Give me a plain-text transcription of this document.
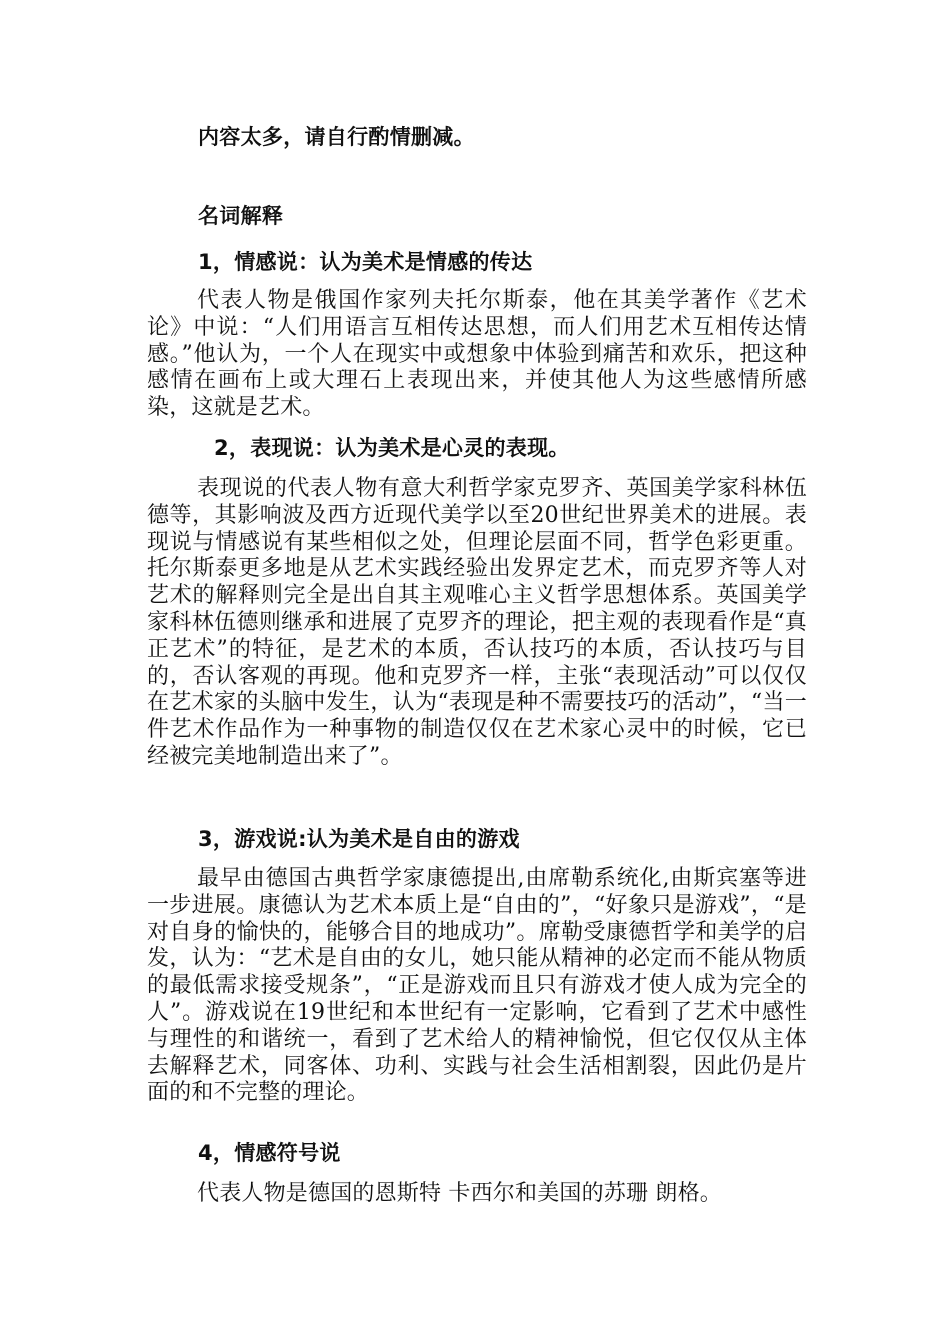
内容太多，请自行酌情删减。
名词解释
1，情感说：认为美术是情感的传达

代表人物是俄国作家列夫托尔斯泰，他在其美学著作《艺术论》中说：“人们用语言互相传达思想，而人们用艺术互相传达情感。”他认为，一个人在现实中或想象中体验到痛苦和欢乐，把这种感情在画布上或大理石上表现出来，并使其他人为这些感情所感染，这就是艺术。

2，表现说：认为美术是心灵的表现。

表现说的代表人物有意大利哲学家克罗齐、英国美学家科林伍德等，其影响波及西方近现代美学以至20世纪世界美术的进展。表现说与情感说有某些相似之处，但理论层面不同，哲学色彩更重。托尔斯泰更多地是从艺术实践经验出发界定艺术，而克罗齐等人对艺术的解释则完全是出自其主观唯心主义哲学思想体系。英国美学家科林伍德则继承和进展了克罗齐的理论，把主观的表现看作是“真正艺术”的特征，是艺术的本质，否认技巧的本质，否认技巧与目的，否认客观的再现。他和克罗齐一样，主张“表现活动”可以仅仅在艺术家的头脑中发生，认为“表现是种不需要技巧的活动”，“当一件艺术作品作为一种事物的制造仅仅在艺术家心灵中的时候，它已经被完美地制造出来了”。

3，游戏说:认为美术是自由的游戏

最早由德国古典哲学家康德提出,由席勒系统化,由斯宾塞等进一步进展。康德认为艺术本质上是“自由的”，“好象只是游戏”，“是对自身的愉快的，能够合目的地成功”。席勒受康德哲学和美学的启发，认为：“艺术是自由的女儿，她只能从精神的必定而不能从物质的最低需求接受规条”，“正是游戏而且只有游戏才使人成为完全的人”。游戏说在19世纪和本世纪有一定影响，它看到了艺术中感性与理性的和谐统一，看到了艺术给人的精神愉悦，但它仅仅从主体去解释艺术，同客体、功利、实践与社会生活相割裂，因此仍是片面的和不完整的理论。

4，情感符号说

代表人物是德国的恩斯特 卡西尔和美国的苏珊 朗格。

===============

- **Required work**:
The data should be printed again unchanged; leave its pictures out.

- **Finished answer**:
Give me a plain-text transcription of this document.
内容太多，请自行酌情删减。
名词解释
1，情感说：认为美术是情感的传达

代表人物是俄国作家列夫托尔斯泰，他在其美学著作《艺术论》中说：“人们用语言互相传达思想，而人们用艺术互相传达情感。”他认为，一个人在现实中或想象中体验到痛苦和欢乐，把这种感情在画布上或大理石上表现出来，并使其他人为这些感情所感染，这就是艺术。

2，表现说：认为美术是心灵的表现。

表现说的代表人物有意大利哲学家克罗齐、英国美学家科林伍德等，其影响波及西方近现代美学以至20世纪世界美术的进展。表现说与情感说有某些相似之处，但理论层面不同，哲学色彩更重。托尔斯泰更多地是从艺术实践经验出发界定艺术，而克罗齐等人对艺术的解释则完全是出自其主观唯心主义哲学思想体系。英国美学家科林伍德则继承和进展了克罗齐的理论，把主观的表现看作是“真正艺术”的特征，是艺术的本质，否认技巧的本质，否认技巧与目的，否认客观的再现。他和克罗齐一样，主张“表现活动”可以仅仅在艺术家的头脑中发生，认为“表现是种不需要技巧的活动”，“当一件艺术作品作为一种事物的制造仅仅在艺术家心灵中的时候，它已经被完美地制造出来了”。

3，游戏说:认为美术是自由的游戏

最早由德国古典哲学家康德提出,由席勒系统化,由斯宾塞等进一步进展。康德认为艺术本质上是“自由的”，“好象只是游戏”，“是对自身的愉快的，能够合目的地成功”。席勒受康德哲学和美学的启发，认为：“艺术是自由的女儿，她只能从精神的必定而不能从物质的最低需求接受规条”，“正是游戏而且只有游戏才使人成为完全的人”。游戏说在19世纪和本世纪有一定影响，它看到了艺术中感性与理性的和谐统一，看到了艺术给人的精神愉悦，但它仅仅从主体去解释艺术，同客体、功利、实践与社会生活相割裂，因此仍是片面的和不完整的理论。

4，情感符号说

代表人物是德国的恩斯特 卡西尔和美国的苏珊 朗格。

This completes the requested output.